TASK STATEMENT: Write out the whole listing exactly as it stands.

===== DATA

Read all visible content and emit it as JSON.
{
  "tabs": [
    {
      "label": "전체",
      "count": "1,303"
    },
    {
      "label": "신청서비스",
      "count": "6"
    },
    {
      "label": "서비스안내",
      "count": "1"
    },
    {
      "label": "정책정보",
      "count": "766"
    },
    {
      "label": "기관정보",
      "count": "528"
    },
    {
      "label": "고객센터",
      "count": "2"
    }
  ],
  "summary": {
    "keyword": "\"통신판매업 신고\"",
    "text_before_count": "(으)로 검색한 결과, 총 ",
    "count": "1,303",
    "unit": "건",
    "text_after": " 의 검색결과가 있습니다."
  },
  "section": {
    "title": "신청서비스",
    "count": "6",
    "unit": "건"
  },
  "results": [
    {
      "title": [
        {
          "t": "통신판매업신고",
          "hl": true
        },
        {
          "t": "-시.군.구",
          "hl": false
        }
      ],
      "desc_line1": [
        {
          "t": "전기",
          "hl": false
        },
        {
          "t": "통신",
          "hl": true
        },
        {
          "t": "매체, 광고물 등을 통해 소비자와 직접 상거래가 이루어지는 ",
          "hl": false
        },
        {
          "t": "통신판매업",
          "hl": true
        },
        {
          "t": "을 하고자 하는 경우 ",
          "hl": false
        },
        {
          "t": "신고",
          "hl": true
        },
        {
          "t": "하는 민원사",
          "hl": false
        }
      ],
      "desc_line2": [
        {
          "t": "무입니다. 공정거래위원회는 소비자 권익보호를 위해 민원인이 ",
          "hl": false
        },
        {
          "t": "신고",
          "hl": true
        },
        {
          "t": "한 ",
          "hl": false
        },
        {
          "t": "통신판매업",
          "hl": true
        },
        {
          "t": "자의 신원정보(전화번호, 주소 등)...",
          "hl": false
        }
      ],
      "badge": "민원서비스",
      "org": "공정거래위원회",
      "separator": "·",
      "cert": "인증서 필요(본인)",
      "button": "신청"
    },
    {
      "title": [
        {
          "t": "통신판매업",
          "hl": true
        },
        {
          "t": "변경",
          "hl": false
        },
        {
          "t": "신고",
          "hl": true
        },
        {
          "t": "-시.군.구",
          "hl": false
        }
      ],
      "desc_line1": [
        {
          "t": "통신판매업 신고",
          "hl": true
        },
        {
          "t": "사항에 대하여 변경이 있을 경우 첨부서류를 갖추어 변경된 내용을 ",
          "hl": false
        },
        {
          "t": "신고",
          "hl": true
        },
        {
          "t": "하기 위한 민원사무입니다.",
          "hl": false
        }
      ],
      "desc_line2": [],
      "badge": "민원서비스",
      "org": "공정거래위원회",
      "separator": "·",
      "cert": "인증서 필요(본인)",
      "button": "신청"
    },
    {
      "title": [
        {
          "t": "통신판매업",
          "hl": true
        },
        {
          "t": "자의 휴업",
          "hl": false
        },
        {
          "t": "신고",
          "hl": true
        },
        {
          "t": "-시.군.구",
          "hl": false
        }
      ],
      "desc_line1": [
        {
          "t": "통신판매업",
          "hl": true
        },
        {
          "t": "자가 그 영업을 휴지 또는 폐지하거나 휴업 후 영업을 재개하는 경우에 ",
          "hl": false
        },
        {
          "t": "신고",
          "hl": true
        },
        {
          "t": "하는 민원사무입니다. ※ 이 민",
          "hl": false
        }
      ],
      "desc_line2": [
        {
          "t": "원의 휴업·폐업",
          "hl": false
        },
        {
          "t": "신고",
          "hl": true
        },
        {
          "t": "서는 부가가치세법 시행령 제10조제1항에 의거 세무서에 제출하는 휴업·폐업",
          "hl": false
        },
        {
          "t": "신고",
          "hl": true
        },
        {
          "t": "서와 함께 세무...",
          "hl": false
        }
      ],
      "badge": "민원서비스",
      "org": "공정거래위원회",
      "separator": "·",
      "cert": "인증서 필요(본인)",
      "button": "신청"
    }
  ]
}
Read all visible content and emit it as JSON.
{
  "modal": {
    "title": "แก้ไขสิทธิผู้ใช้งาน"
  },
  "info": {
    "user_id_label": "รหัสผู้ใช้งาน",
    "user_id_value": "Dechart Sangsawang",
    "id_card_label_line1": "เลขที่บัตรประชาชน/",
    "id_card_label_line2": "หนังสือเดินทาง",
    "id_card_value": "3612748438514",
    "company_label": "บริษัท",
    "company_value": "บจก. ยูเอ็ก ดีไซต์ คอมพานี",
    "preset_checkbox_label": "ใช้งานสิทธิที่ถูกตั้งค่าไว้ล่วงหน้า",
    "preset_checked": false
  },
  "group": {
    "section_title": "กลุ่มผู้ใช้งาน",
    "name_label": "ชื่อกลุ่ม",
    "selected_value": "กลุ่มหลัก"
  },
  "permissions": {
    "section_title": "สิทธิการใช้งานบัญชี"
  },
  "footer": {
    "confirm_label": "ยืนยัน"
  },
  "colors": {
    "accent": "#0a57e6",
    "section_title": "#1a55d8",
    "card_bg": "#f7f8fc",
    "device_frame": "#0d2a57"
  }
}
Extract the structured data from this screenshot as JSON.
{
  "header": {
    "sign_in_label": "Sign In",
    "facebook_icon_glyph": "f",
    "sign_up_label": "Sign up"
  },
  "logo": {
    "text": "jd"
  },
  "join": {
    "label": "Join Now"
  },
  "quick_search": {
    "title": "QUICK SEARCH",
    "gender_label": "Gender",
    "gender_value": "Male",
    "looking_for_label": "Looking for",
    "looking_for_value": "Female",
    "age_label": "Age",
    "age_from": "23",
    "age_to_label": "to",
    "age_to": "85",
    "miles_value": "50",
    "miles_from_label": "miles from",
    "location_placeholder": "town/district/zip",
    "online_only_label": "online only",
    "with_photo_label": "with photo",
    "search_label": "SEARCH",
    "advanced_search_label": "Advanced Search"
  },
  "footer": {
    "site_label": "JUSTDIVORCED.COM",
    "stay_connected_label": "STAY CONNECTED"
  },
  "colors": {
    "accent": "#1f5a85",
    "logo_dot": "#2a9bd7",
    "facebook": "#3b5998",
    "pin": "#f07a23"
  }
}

==========

CORRECT OUTPUT:
Read all visible content and emit it as JSON.
{
  "tabs": [
    {
      "label": "전체",
      "count": "1,303"
    },
    {
      "label": "신청서비스",
      "count": "6"
    },
    {
      "label": "서비스안내",
      "count": "1"
    },
    {
      "label": "정책정보",
      "count": "766"
    },
    {
      "label": "기관정보",
      "count": "528"
    },
    {
      "label": "고객센터",
      "count": "2"
    }
  ],
  "summary": {
    "keyword": "\"통신판매업 신고\"",
    "text_before_count": "(으)로 검색한 결과, 총 ",
    "count": "1,303",
    "unit": "건",
    "text_after": " 의 검색결과가 있습니다."
  },
  "section": {
    "title": "신청서비스",
    "count": "6",
    "unit": "건"
  },
  "results": [
    {
      "title": [
        {
          "t": "통신판매업신고",
          "hl": true
        },
        {
          "t": "-시.군.구",
          "hl": false
        }
      ],
      "desc_line1": [
        {
          "t": "전기",
          "hl": false
        },
        {
          "t": "통신",
          "hl": true
        },
        {
          "t": "매체, 광고물 등을 통해 소비자와 직접 상거래가 이루어지는 ",
          "hl": false
        },
        {
          "t": "통신판매업",
          "hl": true
        },
        {
          "t": "을 하고자 하는 경우 ",
          "hl": false
        },
        {
          "t": "신고",
          "hl": true
        },
        {
          "t": "하는 민원사",
          "hl": false
        }
      ],
      "desc_line2": [
        {
          "t": "무입니다. 공정거래위원회는 소비자 권익보호를 위해 민원인이 ",
          "hl": false
        },
        {
          "t": "신고",
          "hl": true
        },
        {
          "t": "한 ",
          "hl": false
        },
        {
          "t": "통신판매업",
          "hl": true
        },
        {
          "t": "자의 신원정보(전화번호, 주소 등)...",
          "hl": false
        }
      ],
      "badge": "민원서비스",
      "org": "공정거래위원회",
      "separator": "·",
      "cert": "인증서 필요(본인)",
      "button": "신청"
    },
    {
      "title": [
        {
          "t": "통신판매업",
          "hl": true
        },
        {
          "t": "변경",
          "hl": false
        },
        {
          "t": "신고",
          "hl": true
        },
        {
          "t": "-시.군.구",
          "hl": false
        }
      ],
      "desc_line1": [
        {
          "t": "통신판매업 신고",
          "hl": true
        },
        {
          "t": "사항에 대하여 변경이 있을 경우 첨부서류를 갖추어 변경된 내용을 ",
          "hl": false
        },
        {
          "t": "신고",
          "hl": true
        },
        {
          "t": "하기 위한 민원사무입니다.",
          "hl": false
        }
      ],
      "desc_line2": [],
      "badge": "민원서비스",
      "org": "공정거래위원회",
      "separator": "·",
      "cert": "인증서 필요(본인)",
      "button": "신청"
    },
    {
      "title": [
        {
          "t": "통신판매업",
          "hl": true
        },
        {
          "t": "자의 휴업",
          "hl": false
        },
        {
          "t": "신고",
          "hl": true
        },
        {
          "t": "-시.군.구",
          "hl": false
        }
      ],
      "desc_line1": [
        {
          "t": "통신판매업",
          "hl": true
        },
        {
          "t": "자가 그 영업을 휴지 또는 폐지하거나 휴업 후 영업을 재개하는 경우에 ",
          "hl": false
        },
        {
          "t": "신고",
          "hl": true
        },
        {
          "t": "하는 민원사무입니다. ※ 이 민",
          "hl": false
        }
      ],
      "desc_line2": [
        {
          "t": "원의 휴업·폐업",
          "hl": false
        },
        {
          "t": "신고",
          "hl": true
        },
        {
          "t": "서는 부가가치세법 시행령 제10조제1항에 의거 세무서에 제출하는 휴업·폐업",
          "hl": false
        },
        {
          "t": "신고",
          "hl": true
        },
        {
          "t": "서와 함께 세무...",
          "hl": false
        }
      ],
      "badge": "민원서비스",
      "org": "공정거래위원회",
      "separator": "·",
      "cert": "인증서 필요(본인)",
      "button": "신청"
    }
  ]
}
Read all visible content and emit it as JSON.
{
  "modal": {
    "title": "แก้ไขสิทธิผู้ใช้งาน"
  },
  "info": {
    "user_id_label": "รหัสผู้ใช้งาน",
    "user_id_value": "Dechart Sangsawang",
    "id_card_label_line1": "เลขที่บัตรประชาชน/",
    "id_card_label_line2": "หนังสือเดินทาง",
    "id_card_value": "3612748438514",
    "company_label": "บริษัท",
    "company_value": "บจก. ยูเอ็ก ดีไซต์ คอมพานี",
    "preset_checkbox_label": "ใช้งานสิทธิที่ถูกตั้งค่าไว้ล่วงหน้า",
    "preset_checked": false
  },
  "group": {
    "section_title": "กลุ่มผู้ใช้งาน",
    "name_label": "ชื่อกลุ่ม",
    "selected_value": "กลุ่มหลัก"
  },
  "permissions": {
    "section_title": "สิทธิการใช้งานบัญชี"
  },
  "footer": {
    "confirm_label": "ยืนยัน"
  },
  "colors": {
    "accent": "#0a57e6",
    "section_title": "#1a55d8",
    "card_bg": "#f7f8fc",
    "device_frame": "#0d2a57"
  }
}
Extract the structured data from this screenshot as JSON.
{
  "header": {
    "sign_in_label": "Sign In",
    "facebook_icon_glyph": "f",
    "sign_up_label": "Sign up"
  },
  "logo": {
    "text": "jd"
  },
  "join": {
    "label": "Join Now"
  },
  "quick_search": {
    "title": "QUICK SEARCH",
    "gender_label": "Gender",
    "gender_value": "Male",
    "looking_for_label": "Looking for",
    "looking_for_value": "Female",
    "age_label": "Age",
    "age_from": "23",
    "age_to_label": "to",
    "age_to": "85",
    "miles_value": "50",
    "miles_from_label": "miles from",
    "location_placeholder": "town/district/zip",
    "online_only_label": "online only",
    "with_photo_label": "with photo",
    "search_label": "SEARCH",
    "advanced_search_label": "Advanced Search"
  },
  "footer": {
    "site_label": "JUSTDIVORCED.COM",
    "stay_connected_label": "STAY CONNECTED"
  },
  "colors": {
    "accent": "#1f5a85",
    "logo_dot": "#2a9bd7",
    "facebook": "#3b5998",
    "pin": "#f07a23"
  }
}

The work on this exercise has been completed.